# Stated task
Check each line of the listing for the string "JSON", count the lines that have it, and answer with that number only.

━━━ Dataset records

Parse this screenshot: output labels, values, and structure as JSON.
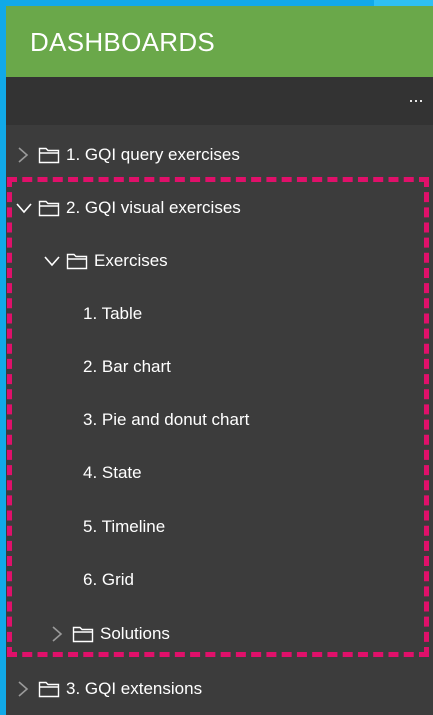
{
  "header": {
    "title": "DASHBOARDS"
  },
  "toolbar": {
    "more_label": "..."
  },
  "tree": {
    "folder_1": {
      "label": "1. GQI query exercises"
    },
    "folder_2": {
      "label": "2. GQI visual exercises",
      "exercises": {
        "label": "Exercises",
        "items": [
          "1. Table",
          "2. Bar chart",
          "3. Pie and donut chart",
          "4. State",
          "5. Timeline",
          "6. Grid"
        ]
      },
      "solutions": {
        "label": "Solutions"
      }
    },
    "folder_3": {
      "label": "3. GQI extensions"
    }
  },
  "colors": {
    "header_bg": "#6aa84a",
    "panel_bg": "#3c3c3c",
    "toolbar_bg": "#333333",
    "highlight": "#e0106a",
    "edge": "#11a9e8"
  },
  "icons": {
    "collapsed": "chevron-right-icon",
    "expanded": "chevron-down-icon",
    "folder": "folder-icon",
    "more": "more-icon"
  }
}
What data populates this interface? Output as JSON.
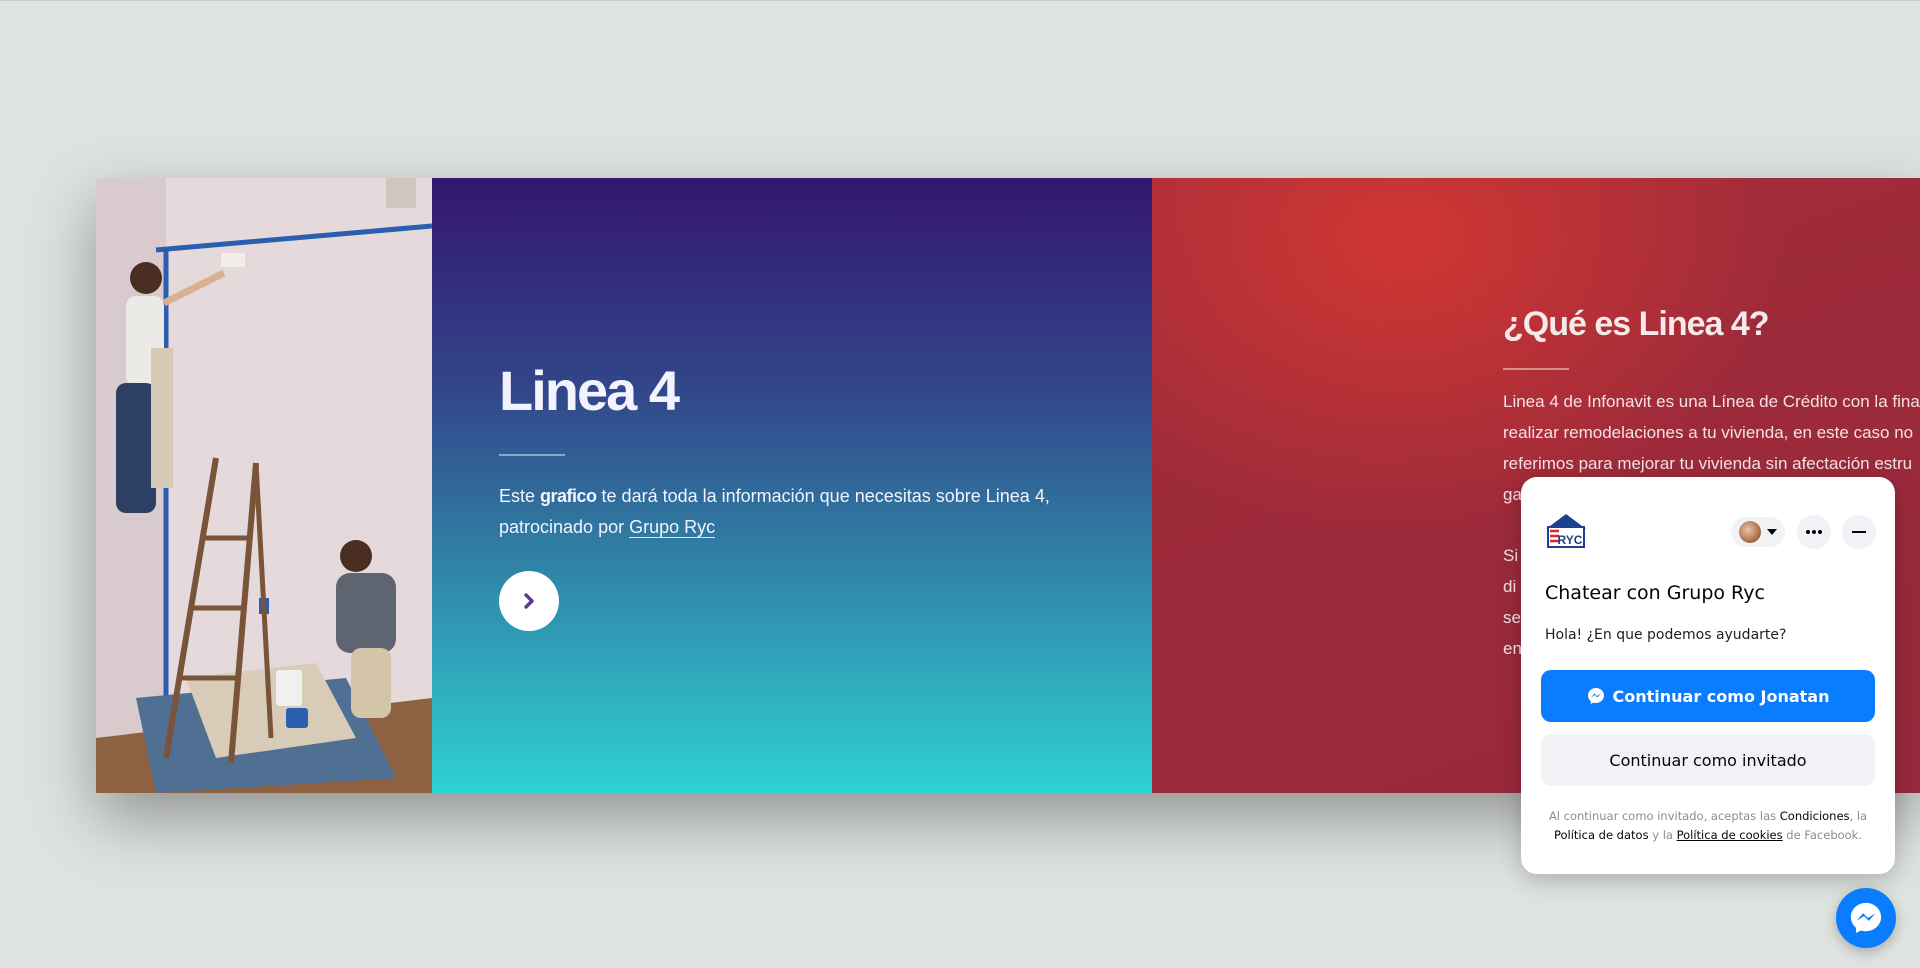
{
  "hero": {
    "title": "Linea 4",
    "desc_start": "Este ",
    "desc_bold": "grafico",
    "desc_mid": " te dará toda la información que necesitas sobre Linea 4, patrocinado por ",
    "desc_link": "Grupo Ryc"
  },
  "info": {
    "title": "¿Qué es Linea 4?",
    "paragraph1_lines": [
      "Linea 4 de Infonavit es una Línea de Crédito con la fina",
      "realizar remodelaciones a tu vivienda, en este caso no",
      "referimos para mejorar tu vivienda sin afectación estru",
      "ga"
    ],
    "paragraph2_lines": [
      "Si",
      "di",
      "se",
      "en"
    ]
  },
  "chat": {
    "logo_text": "RYC",
    "title": "Chatear con Grupo Ryc",
    "greeting": "Hola! ¿En que podemos ayudarte?",
    "primary_button": "Continuar como Jonatan",
    "secondary_button": "Continuar como invitado",
    "legal_1": "Al continuar como invitado, aceptas las ",
    "legal_terms": "Condiciones",
    "legal_2": ", la ",
    "legal_data_policy": "Política de datos",
    "legal_3": " y la ",
    "legal_cookies": "Política de cookies",
    "legal_4": " de Facebook."
  },
  "icons": {
    "arrow": "chevron-right-icon",
    "more": "more-horizontal-icon",
    "minimize": "minimize-icon",
    "messenger": "messenger-icon"
  },
  "colors": {
    "messenger_blue": "#0a7cff",
    "panel_purple": "#341571",
    "panel_teal": "#2ed2d5",
    "panel_red": "#a52d3b"
  }
}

━━━━━━

# Reply to the exercise
2